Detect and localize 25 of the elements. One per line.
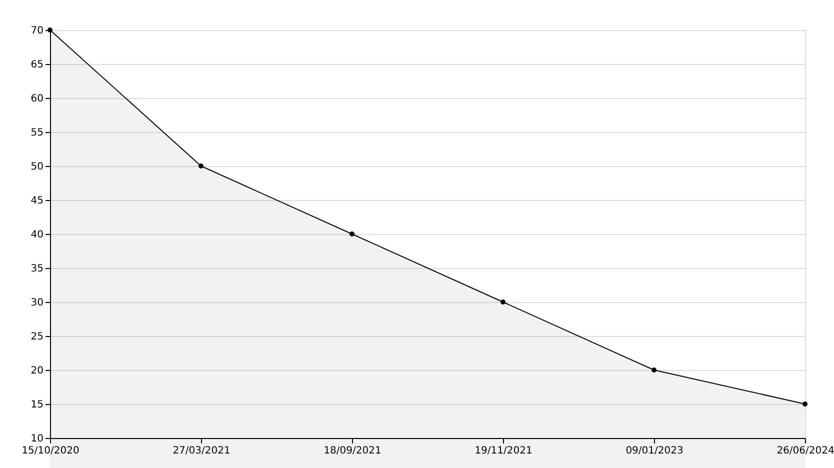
- y-tick-label: 60: [30, 94, 44, 104]
- y-tick-label: 65: [30, 60, 44, 70]
- y-tick-label: 40: [30, 230, 44, 240]
- x-tick-label: 09/01/2023: [626, 446, 684, 456]
- x-tick-label: 26/06/2024: [776, 446, 834, 456]
- point: [198, 164, 204, 168]
- point: [802, 402, 808, 406]
- y-tick-label: 20: [30, 366, 44, 376]
- point: [48, 28, 52, 32]
- y-tick-label: 10: [30, 434, 44, 444]
- x-tick-label: 27/03/2021: [172, 446, 230, 456]
- y-tick-label: 30: [30, 298, 44, 308]
- point: [500, 300, 506, 304]
- y-tick-label: 70: [30, 26, 44, 36]
- y-tick-label: 15: [30, 400, 44, 410]
- y-tick-label: 25: [30, 332, 44, 342]
- x-tick-label: 15/10/2020: [22, 446, 80, 456]
- y-tick-label: 55: [30, 128, 44, 138]
- x-tick-label: 18/09/2021: [324, 446, 382, 456]
- y-tick-label: 50: [30, 162, 44, 172]
- y-tick-label: 45: [30, 196, 44, 206]
- point: [652, 368, 656, 372]
- y-tick-label: 35: [30, 264, 44, 274]
- point: [350, 232, 354, 236]
- x-tick-label: 19/11/2021: [474, 446, 532, 456]
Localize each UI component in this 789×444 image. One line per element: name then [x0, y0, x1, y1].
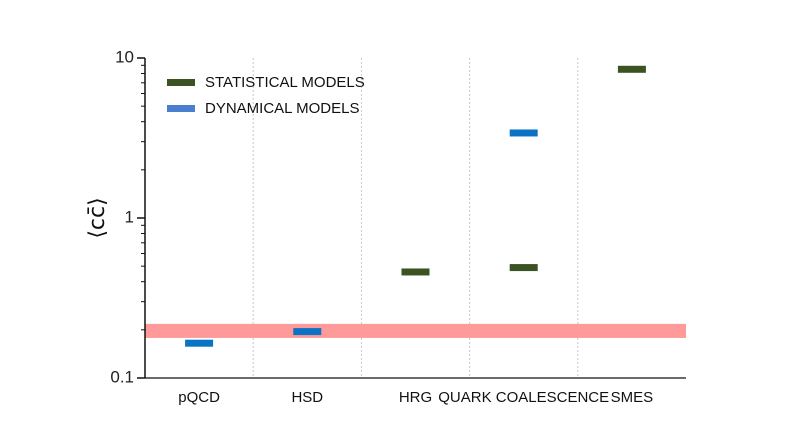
mark-dynamical-models-quark-coalescence [509, 129, 538, 137]
category-label-hrg: HRG [399, 389, 432, 406]
legend-label-statistical-models: STATISTICAL MODELS [205, 74, 365, 91]
category-label-smes: SMES [611, 389, 654, 406]
legend-swatch-dynamical-models [167, 105, 195, 112]
mark-statistical-models-hrg [401, 268, 430, 276]
experimental-band [145, 323, 686, 338]
mark-statistical-models-smes [617, 65, 646, 73]
y-tick-label: 10 [115, 47, 134, 66]
category-label-quark-coalescence: QUARK COALESCENCE [438, 389, 609, 406]
separator-gridlines [252, 58, 579, 378]
mark-dynamical-models-pqcd [185, 339, 214, 347]
measurement-band [145, 323, 686, 338]
legend-label-dynamical-models: DYNAMICAL MODELS [205, 100, 359, 117]
y-tick-label: 0.1 [110, 367, 134, 386]
data-marks [185, 65, 646, 347]
legend: STATISTICAL MODELS DYNAMICAL MODELS [167, 74, 365, 117]
mark-statistical-models-quark-coalescence [509, 264, 538, 272]
category-label-pqcd: pQCD [178, 389, 220, 406]
y-axis-label: ⟨cc̄⟩ [85, 197, 110, 238]
y-ticks: 0.1 1 10 [110, 47, 145, 386]
category-label-hsd: HSD [291, 389, 323, 406]
mark-dynamical-models-hsd [293, 328, 322, 336]
legend-swatch-statistical-models [167, 79, 195, 86]
x-category-labels: pQCD HSD HRG QUARK COALESCENCE SMES [178, 389, 653, 406]
y-tick-label: 1 [125, 207, 134, 226]
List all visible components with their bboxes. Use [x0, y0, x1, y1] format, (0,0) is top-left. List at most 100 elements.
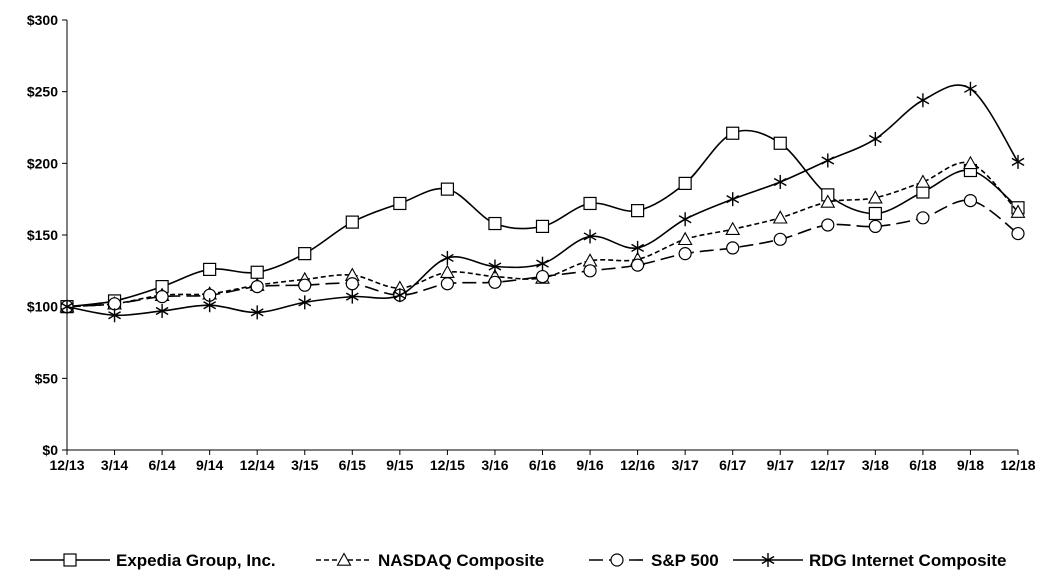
x-tick-label: 9/18 — [957, 457, 984, 473]
y-tick-label: $100 — [27, 299, 58, 315]
data-point-nasdaq-composite — [820, 194, 836, 208]
data-point-expedia-group-inc — [298, 247, 312, 261]
data-point-s-p-500 — [488, 275, 502, 289]
legend-label-expedia-group-inc: Expedia Group, Inc. — [116, 551, 276, 570]
x-tick-label: 12/16 — [620, 457, 655, 473]
x-tick-label: 6/14 — [148, 457, 175, 473]
legend-marker-expedia-group-inc — [63, 553, 77, 567]
data-point-s-p-500 — [440, 277, 454, 291]
series-rdg-internet-composite — [60, 81, 1025, 323]
series-nasdaq-composite — [59, 155, 1026, 313]
x-tick-label: 9/16 — [576, 457, 603, 473]
y-tick-label: $50 — [35, 370, 59, 386]
data-point-nasdaq-composite — [1010, 204, 1026, 218]
data-point-s-p-500 — [107, 297, 122, 311]
data-point-expedia-group-inc — [203, 262, 217, 276]
x-tick-label: 12/13 — [49, 457, 84, 473]
x-tick-label: 9/15 — [386, 457, 413, 473]
data-point-s-p-500 — [298, 278, 312, 292]
data-point-expedia-group-inc — [440, 182, 454, 196]
data-point-s-p-500 — [726, 241, 740, 255]
data-point-s-p-500 — [630, 258, 645, 272]
x-tick-label: 9/17 — [767, 457, 794, 473]
data-point-s-p-500 — [1011, 226, 1025, 241]
data-point-s-p-500 — [345, 277, 359, 291]
y-tick-label: $300 — [27, 12, 58, 28]
data-point-rdg-internet-composite — [1011, 154, 1025, 169]
x-tick-label: 6/16 — [529, 457, 556, 473]
data-point-expedia-group-inc — [630, 204, 645, 218]
data-point-nasdaq-composite — [867, 190, 883, 204]
data-point-s-p-500 — [250, 280, 264, 294]
data-point-s-p-500 — [821, 218, 835, 232]
x-tick-label: 3/16 — [481, 457, 508, 473]
data-point-nasdaq-composite — [772, 210, 788, 224]
data-point-rdg-internet-composite — [155, 303, 169, 318]
data-point-rdg-internet-composite — [298, 295, 312, 310]
data-point-rdg-internet-composite — [488, 259, 502, 274]
legend-item-expedia-group-inc: Expedia Group, Inc. — [30, 551, 276, 570]
data-point-rdg-internet-composite — [393, 288, 407, 303]
axes: $0 $50 $100 $150 $200 $250 $300 12/13 3/14 6/14 9/… — [27, 12, 1036, 473]
data-point-expedia-group-inc — [250, 265, 264, 279]
legend-label-nasdaq-composite: NASDAQ Composite — [378, 551, 544, 570]
data-point-rdg-internet-composite — [203, 298, 217, 313]
x-tick-label: 9/14 — [196, 457, 223, 473]
legend-item-rdg-internet-composite: RDG Internet Composite — [733, 551, 1006, 570]
data-point-rdg-internet-composite — [60, 299, 74, 314]
x-tick-label: 12/14 — [240, 457, 275, 473]
x-tick-label: 3/14 — [101, 457, 128, 473]
data-point-s-p-500 — [868, 219, 882, 233]
legend-label-rdg-internet-composite: RDG Internet Composite — [809, 551, 1006, 570]
x-tick-label: 3/17 — [672, 457, 699, 473]
data-point-expedia-group-inc — [583, 196, 597, 211]
legend-item-s-p-500: S&P 500 — [589, 551, 719, 570]
x-tick-label: 6/18 — [909, 457, 936, 473]
y-tick-label: $0 — [42, 442, 58, 458]
x-tick-label: 12/18 — [1000, 457, 1035, 473]
data-point-s-p-500 — [155, 290, 169, 304]
data-point-rdg-internet-composite — [821, 153, 835, 168]
data-point-s-p-500 — [773, 232, 787, 246]
data-point-s-p-500 — [535, 269, 550, 284]
data-point-rdg-internet-composite — [536, 256, 549, 271]
legend-label-s-p-500: S&P 500 — [651, 551, 719, 570]
data-point-nasdaq-composite — [963, 155, 978, 170]
data-point-rdg-internet-composite — [583, 229, 597, 244]
x-tick-label: 3/18 — [862, 457, 889, 473]
data-point-expedia-group-inc — [773, 136, 787, 150]
data-point-rdg-internet-composite — [345, 289, 359, 304]
data-point-expedia-group-inc — [535, 219, 550, 233]
data-point-s-p-500 — [916, 211, 930, 225]
data-point-s-p-500 — [678, 247, 692, 261]
x-tick-label: 12/15 — [430, 457, 465, 473]
series-line-nasdaq-composite — [66, 161, 1019, 308]
data-point-nasdaq-composite — [725, 221, 741, 236]
data-point-rdg-internet-composite — [108, 308, 121, 323]
x-tick-label: 6/17 — [719, 457, 746, 473]
data-point-rdg-internet-composite — [726, 192, 740, 207]
data-point-expedia-group-inc — [488, 216, 502, 231]
data-point-rdg-internet-composite — [631, 240, 645, 255]
y-tick-label: $250 — [27, 84, 58, 100]
data-point-rdg-internet-composite — [916, 93, 930, 108]
legend-marker-s-p-500 — [610, 553, 624, 567]
data-point-rdg-internet-composite — [773, 174, 787, 189]
legend-marker-rdg-internet-composite — [761, 553, 775, 567]
data-point-expedia-group-inc — [916, 185, 930, 199]
data-point-rdg-internet-composite — [868, 131, 882, 146]
data-point-expedia-group-inc — [345, 215, 359, 229]
legend-item-nasdaq-composite: NASDAQ Composite — [316, 551, 544, 570]
legend-marker-nasdaq-composite — [336, 552, 352, 566]
series-layer — [59, 81, 1026, 323]
series-expedia-group-inc — [60, 126, 1025, 314]
data-point-rdg-internet-composite — [250, 305, 264, 320]
y-tick-label: $150 — [27, 227, 58, 243]
x-tick-label: 6/15 — [339, 457, 366, 473]
data-point-expedia-group-inc — [868, 206, 882, 221]
data-point-rdg-internet-composite — [678, 212, 692, 227]
data-point-s-p-500 — [963, 194, 978, 208]
x-tick-label: 12/17 — [810, 457, 845, 473]
data-point-s-p-500 — [583, 264, 597, 278]
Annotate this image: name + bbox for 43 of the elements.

Problem
Could you update the lines starting with the first one and going on through the line with "Localize each UI", swapping every "x-tick-label" for "x-axis-tick" and leaving all else unchanged? Leave the pictures out.

The response
Detect and localize 25 of the elements. One per line.
- y-tick-label: 60: [30, 94, 44, 104]
- y-tick-label: 65: [30, 60, 44, 70]
- y-tick-label: 40: [30, 230, 44, 240]
- x-axis-tick: 09/01/2023: [626, 446, 684, 456]
- x-axis-tick: 26/06/2024: [776, 446, 834, 456]
- point: [198, 164, 204, 168]
- point: [802, 402, 808, 406]
- y-tick-label: 20: [30, 366, 44, 376]
- point: [48, 28, 52, 32]
- y-tick-label: 10: [30, 434, 44, 444]
- x-axis-tick: 27/03/2021: [172, 446, 230, 456]
- y-tick-label: 30: [30, 298, 44, 308]
- point: [500, 300, 506, 304]
- y-tick-label: 70: [30, 26, 44, 36]
- y-tick-label: 15: [30, 400, 44, 410]
- y-tick-label: 25: [30, 332, 44, 342]
- x-axis-tick: 15/10/2020: [22, 446, 80, 456]
- y-tick-label: 55: [30, 128, 44, 138]
- x-axis-tick: 18/09/2021: [324, 446, 382, 456]
- y-tick-label: 50: [30, 162, 44, 172]
- y-tick-label: 45: [30, 196, 44, 206]
- point: [652, 368, 656, 372]
- y-tick-label: 35: [30, 264, 44, 274]
- point: [350, 232, 354, 236]
- x-axis-tick: 19/11/2021: [474, 446, 532, 456]
Localize each UI component in this 789×444 image. One line per element: name then [x0, y0, x1, y1].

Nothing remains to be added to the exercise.